### Material for this exercise
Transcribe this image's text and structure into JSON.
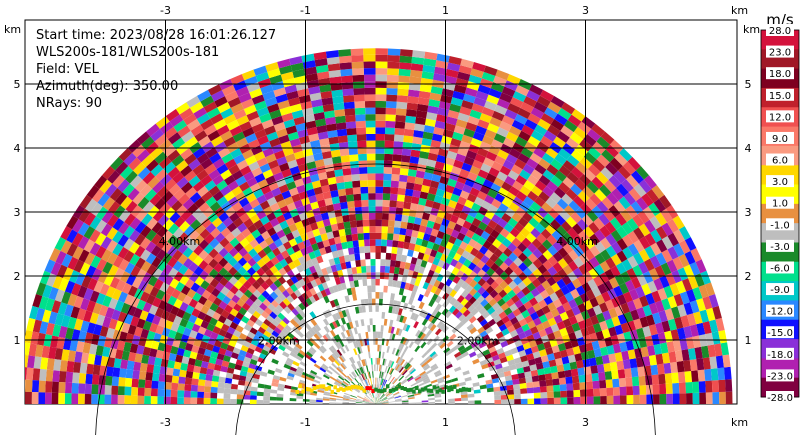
{
  "info": {
    "start_time": "Start time: 2023/08/28 16:01:26.127",
    "site": "WLS200s-181/WLS200s-181",
    "field": "Field: VEL",
    "azimuth": "Azimuth(deg): 350.00",
    "nrays": "NRays: 90"
  },
  "chart_data": {
    "type": "heatmap",
    "subtype": "RHI range-height scan",
    "x_unit": "km",
    "y_unit": "km",
    "xlim": [
      -4.1,
      4.3
    ],
    "ylim": [
      0,
      5.9
    ],
    "max_range_km": 5.1,
    "x_ticks": [
      -3,
      -1,
      1,
      3
    ],
    "x_tick_labels": [
      "-3",
      "-1",
      "1",
      "3"
    ],
    "y_ticks": [
      1,
      2,
      3,
      4,
      5
    ],
    "y_tick_labels": [
      "1",
      "2",
      "3",
      "4",
      "5"
    ],
    "range_rings": [
      {
        "range_km": 2,
        "label": "2.00km"
      },
      {
        "range_km": 4,
        "label": "4.00km"
      }
    ],
    "grid": true,
    "colorbar": {
      "unit": "m/s",
      "ticks": [
        "28.0",
        "23.0",
        "18.0",
        "15.0",
        "12.0",
        "9.0",
        "6.0",
        "3.0",
        "1.0",
        "-1.0",
        "-3.0",
        "-6.0",
        "-9.0",
        "-12.0",
        "-15.0",
        "-18.0",
        "-23.0",
        "-28.0"
      ],
      "colors": [
        "#d4123c",
        "#a01826",
        "#7e0020",
        "#c0202c",
        "#f05050",
        "#fa7868",
        "#fa9a80",
        "#ffd700",
        "#ffff00",
        "#e89040",
        "#bebebe",
        "#1a8a2a",
        "#00e08c",
        "#00c8c8",
        "#2a88ff",
        "#1010ff",
        "#8a30d8",
        "#b020b0",
        "#800040"
      ]
    }
  }
}
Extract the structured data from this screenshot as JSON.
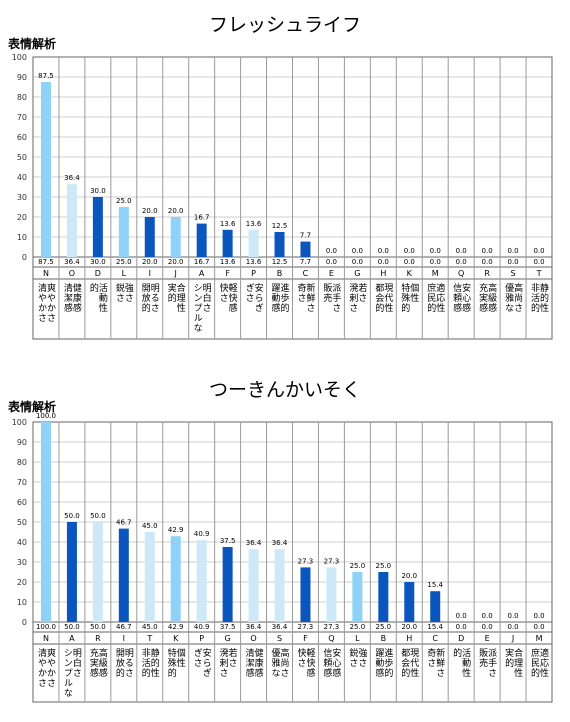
{
  "chart_data": [
    {
      "type": "bar",
      "title": "フレッシュライフ",
      "subtitle": "表情解析",
      "ylim": [
        0,
        100
      ],
      "yticks": [
        0,
        10,
        20,
        30,
        40,
        50,
        60,
        70,
        80,
        90,
        100
      ],
      "grid": true,
      "codes": [
        "N",
        "O",
        "D",
        "L",
        "I",
        "J",
        "A",
        "F",
        "P",
        "B",
        "C",
        "E",
        "G",
        "H",
        "K",
        "M",
        "Q",
        "R",
        "S",
        "T"
      ],
      "values": [
        87.5,
        36.4,
        30.0,
        25.0,
        20.0,
        20.0,
        16.7,
        13.6,
        13.6,
        12.5,
        7.7,
        0.0,
        0.0,
        0.0,
        0.0,
        0.0,
        0.0,
        0.0,
        0.0,
        0.0
      ],
      "value_labels": [
        "87.5",
        "36.4",
        "30.0",
        "25.0",
        "20.0",
        "20.0",
        "16.7",
        "13.6",
        "13.6",
        "12.5",
        "7.7",
        "0.0",
        "0.0",
        "0.0",
        "0.0",
        "0.0",
        "0.0",
        "0.0",
        "0.0",
        "0.0"
      ],
      "categories": [
        [
          "爽やかさ",
          "清やかさ"
        ],
        [
          "健康感",
          "清潔感"
        ],
        [
          "活動性",
          "的"
        ],
        [
          "強さ",
          "鋭さ"
        ],
        [
          "明るさ",
          "開放的"
        ],
        [
          "合理性",
          "実的"
        ],
        [
          "明白さ",
          "シンプルな"
        ],
        [
          "軽快感",
          "快さ"
        ],
        [
          "安らぎ",
          "ぎさ"
        ],
        [
          "進歩的",
          "躍動感"
        ],
        [
          "新鮮さ",
          "奇さ"
        ],
        [
          "派手さ",
          "販売"
        ],
        [
          "若さ",
          "溌剌さ"
        ],
        [
          "現代性",
          "都会的"
        ],
        [
          "個性",
          "特殊的"
        ],
        [
          "適応性",
          "庶民的"
        ],
        [
          "安心感",
          "信頼感"
        ],
        [
          "高級感",
          "充実感"
        ],
        [
          "高尚さ",
          "優雅な"
        ],
        [
          "静的性",
          "非活的"
        ]
      ],
      "colors": [
        "#8ed3f7",
        "#cde9f7",
        "#0a56be",
        "#8ed3f7",
        "#0a56be",
        "#8ed3f7",
        "#0a56be",
        "#0a56be",
        "#cde9f7",
        "#0a56be",
        "#0a56be",
        "#8ed3f7",
        "#8ed3f7",
        "#8ed3f7",
        "#8ed3f7",
        "#8ed3f7",
        "#8ed3f7",
        "#8ed3f7",
        "#8ed3f7",
        "#8ed3f7"
      ]
    },
    {
      "type": "bar",
      "title": "つーきんかいそく",
      "subtitle": "表情解析",
      "ylim": [
        0,
        100
      ],
      "yticks": [
        0,
        10,
        20,
        30,
        40,
        50,
        60,
        70,
        80,
        90,
        100
      ],
      "grid": true,
      "codes": [
        "N",
        "A",
        "R",
        "I",
        "T",
        "K",
        "P",
        "G",
        "O",
        "S",
        "F",
        "Q",
        "L",
        "B",
        "H",
        "C",
        "D",
        "E",
        "J",
        "M"
      ],
      "values": [
        100.0,
        50.0,
        50.0,
        46.7,
        45.0,
        42.9,
        40.9,
        37.5,
        36.4,
        36.4,
        27.3,
        27.3,
        25.0,
        25.0,
        20.0,
        15.4,
        0.0,
        0.0,
        0.0,
        0.0
      ],
      "value_labels": [
        "100.0",
        "50.0",
        "50.0",
        "46.7",
        "45.0",
        "42.9",
        "40.9",
        "37.5",
        "36.4",
        "36.4",
        "27.3",
        "27.3",
        "25.0",
        "25.0",
        "20.0",
        "15.4",
        "0.0",
        "0.0",
        "0.0",
        "0.0"
      ],
      "categories": [
        [
          "爽やかさ",
          "清やかさ"
        ],
        [
          "明白さ",
          "シンプルな"
        ],
        [
          "高級感",
          "充実感"
        ],
        [
          "明るさ",
          "開放的"
        ],
        [
          "静的性",
          "非活的"
        ],
        [
          "個性",
          "特殊的"
        ],
        [
          "安らぎ",
          "ぎさ"
        ],
        [
          "若さ",
          "溌剌さ"
        ],
        [
          "健康感",
          "清潔感"
        ],
        [
          "高尚さ",
          "優雅な"
        ],
        [
          "軽快感",
          "快さ"
        ],
        [
          "安心感",
          "信頼感"
        ],
        [
          "強さ",
          "鋭さ"
        ],
        [
          "進歩的",
          "躍動感"
        ],
        [
          "現代性",
          "都会的"
        ],
        [
          "新鮮さ",
          "奇さ"
        ],
        [
          "活動性",
          "的"
        ],
        [
          "派手さ",
          "販売"
        ],
        [
          "合理性",
          "実的"
        ],
        [
          "適応性",
          "庶民的"
        ]
      ],
      "colors": [
        "#8ed3f7",
        "#0a56be",
        "#cde9f7",
        "#0a56be",
        "#cde9f7",
        "#8ed3f7",
        "#cde9f7",
        "#0a56be",
        "#cde9f7",
        "#cde9f7",
        "#0a56be",
        "#cde9f7",
        "#8ed3f7",
        "#0a56be",
        "#0a56be",
        "#0a56be",
        "#8ed3f7",
        "#8ed3f7",
        "#8ed3f7",
        "#8ed3f7"
      ]
    }
  ]
}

### What you need to do
Reproduce each entry precisely. Leave the pictures out.

### Solution below
Transcribe this image's text and structure into JSON.
{
  "info": {
    "start_time": "Start time: 2023/08/28 16:01:26.127",
    "site": "WLS200s-181/WLS200s-181",
    "field": "Field: VEL",
    "azimuth": "Azimuth(deg): 350.00",
    "nrays": "NRays: 90"
  },
  "chart_data": {
    "type": "heatmap",
    "subtype": "RHI range-height scan",
    "x_unit": "km",
    "y_unit": "km",
    "xlim": [
      -4.1,
      4.3
    ],
    "ylim": [
      0,
      5.9
    ],
    "max_range_km": 5.1,
    "x_ticks": [
      -3,
      -1,
      1,
      3
    ],
    "x_tick_labels": [
      "-3",
      "-1",
      "1",
      "3"
    ],
    "y_ticks": [
      1,
      2,
      3,
      4,
      5
    ],
    "y_tick_labels": [
      "1",
      "2",
      "3",
      "4",
      "5"
    ],
    "range_rings": [
      {
        "range_km": 2,
        "label": "2.00km"
      },
      {
        "range_km": 4,
        "label": "4.00km"
      }
    ],
    "grid": true,
    "colorbar": {
      "unit": "m/s",
      "ticks": [
        "28.0",
        "23.0",
        "18.0",
        "15.0",
        "12.0",
        "9.0",
        "6.0",
        "3.0",
        "1.0",
        "-1.0",
        "-3.0",
        "-6.0",
        "-9.0",
        "-12.0",
        "-15.0",
        "-18.0",
        "-23.0",
        "-28.0"
      ],
      "colors": [
        "#d4123c",
        "#a01826",
        "#7e0020",
        "#c0202c",
        "#f05050",
        "#fa7868",
        "#fa9a80",
        "#ffd700",
        "#ffff00",
        "#e89040",
        "#bebebe",
        "#1a8a2a",
        "#00e08c",
        "#00c8c8",
        "#2a88ff",
        "#1010ff",
        "#8a30d8",
        "#b020b0",
        "#800040"
      ]
    }
  }
}
Extract the structured data from this screenshot as JSON.
{
  "chart_data": [
    {
      "type": "bar",
      "title": "フレッシュライフ",
      "subtitle": "表情解析",
      "ylim": [
        0,
        100
      ],
      "yticks": [
        0,
        10,
        20,
        30,
        40,
        50,
        60,
        70,
        80,
        90,
        100
      ],
      "grid": true,
      "codes": [
        "N",
        "O",
        "D",
        "L",
        "I",
        "J",
        "A",
        "F",
        "P",
        "B",
        "C",
        "E",
        "G",
        "H",
        "K",
        "M",
        "Q",
        "R",
        "S",
        "T"
      ],
      "values": [
        87.5,
        36.4,
        30.0,
        25.0,
        20.0,
        20.0,
        16.7,
        13.6,
        13.6,
        12.5,
        7.7,
        0.0,
        0.0,
        0.0,
        0.0,
        0.0,
        0.0,
        0.0,
        0.0,
        0.0
      ],
      "value_labels": [
        "87.5",
        "36.4",
        "30.0",
        "25.0",
        "20.0",
        "20.0",
        "16.7",
        "13.6",
        "13.6",
        "12.5",
        "7.7",
        "0.0",
        "0.0",
        "0.0",
        "0.0",
        "0.0",
        "0.0",
        "0.0",
        "0.0",
        "0.0"
      ],
      "categories": [
        [
          "爽やかさ",
          "清やかさ"
        ],
        [
          "健康感",
          "清潔感"
        ],
        [
          "活動性",
          "的"
        ],
        [
          "強さ",
          "鋭さ"
        ],
        [
          "明るさ",
          "開放的"
        ],
        [
          "合理性",
          "実的"
        ],
        [
          "明白さ",
          "シンプルな"
        ],
        [
          "軽快感",
          "快さ"
        ],
        [
          "安らぎ",
          "ぎさ"
        ],
        [
          "進歩的",
          "躍動感"
        ],
        [
          "新鮮さ",
          "奇さ"
        ],
        [
          "派手さ",
          "販売"
        ],
        [
          "若さ",
          "溌剌さ"
        ],
        [
          "現代性",
          "都会的"
        ],
        [
          "個性",
          "特殊的"
        ],
        [
          "適応性",
          "庶民的"
        ],
        [
          "安心感",
          "信頼感"
        ],
        [
          "高級感",
          "充実感"
        ],
        [
          "高尚さ",
          "優雅な"
        ],
        [
          "静的性",
          "非活的"
        ]
      ],
      "colors": [
        "#8ed3f7",
        "#cde9f7",
        "#0a56be",
        "#8ed3f7",
        "#0a56be",
        "#8ed3f7",
        "#0a56be",
        "#0a56be",
        "#cde9f7",
        "#0a56be",
        "#0a56be",
        "#8ed3f7",
        "#8ed3f7",
        "#8ed3f7",
        "#8ed3f7",
        "#8ed3f7",
        "#8ed3f7",
        "#8ed3f7",
        "#8ed3f7",
        "#8ed3f7"
      ]
    },
    {
      "type": "bar",
      "title": "つーきんかいそく",
      "subtitle": "表情解析",
      "ylim": [
        0,
        100
      ],
      "yticks": [
        0,
        10,
        20,
        30,
        40,
        50,
        60,
        70,
        80,
        90,
        100
      ],
      "grid": true,
      "codes": [
        "N",
        "A",
        "R",
        "I",
        "T",
        "K",
        "P",
        "G",
        "O",
        "S",
        "F",
        "Q",
        "L",
        "B",
        "H",
        "C",
        "D",
        "E",
        "J",
        "M"
      ],
      "values": [
        100.0,
        50.0,
        50.0,
        46.7,
        45.0,
        42.9,
        40.9,
        37.5,
        36.4,
        36.4,
        27.3,
        27.3,
        25.0,
        25.0,
        20.0,
        15.4,
        0.0,
        0.0,
        0.0,
        0.0
      ],
      "value_labels": [
        "100.0",
        "50.0",
        "50.0",
        "46.7",
        "45.0",
        "42.9",
        "40.9",
        "37.5",
        "36.4",
        "36.4",
        "27.3",
        "27.3",
        "25.0",
        "25.0",
        "20.0",
        "15.4",
        "0.0",
        "0.0",
        "0.0",
        "0.0"
      ],
      "categories": [
        [
          "爽やかさ",
          "清やかさ"
        ],
        [
          "明白さ",
          "シンプルな"
        ],
        [
          "高級感",
          "充実感"
        ],
        [
          "明るさ",
          "開放的"
        ],
        [
          "静的性",
          "非活的"
        ],
        [
          "個性",
          "特殊的"
        ],
        [
          "安らぎ",
          "ぎさ"
        ],
        [
          "若さ",
          "溌剌さ"
        ],
        [
          "健康感",
          "清潔感"
        ],
        [
          "高尚さ",
          "優雅な"
        ],
        [
          "軽快感",
          "快さ"
        ],
        [
          "安心感",
          "信頼感"
        ],
        [
          "強さ",
          "鋭さ"
        ],
        [
          "進歩的",
          "躍動感"
        ],
        [
          "現代性",
          "都会的"
        ],
        [
          "新鮮さ",
          "奇さ"
        ],
        [
          "活動性",
          "的"
        ],
        [
          "派手さ",
          "販売"
        ],
        [
          "合理性",
          "実的"
        ],
        [
          "適応性",
          "庶民的"
        ]
      ],
      "colors": [
        "#8ed3f7",
        "#0a56be",
        "#cde9f7",
        "#0a56be",
        "#cde9f7",
        "#8ed3f7",
        "#cde9f7",
        "#0a56be",
        "#cde9f7",
        "#cde9f7",
        "#0a56be",
        "#cde9f7",
        "#8ed3f7",
        "#0a56be",
        "#0a56be",
        "#0a56be",
        "#8ed3f7",
        "#8ed3f7",
        "#8ed3f7",
        "#8ed3f7"
      ]
    }
  ]
}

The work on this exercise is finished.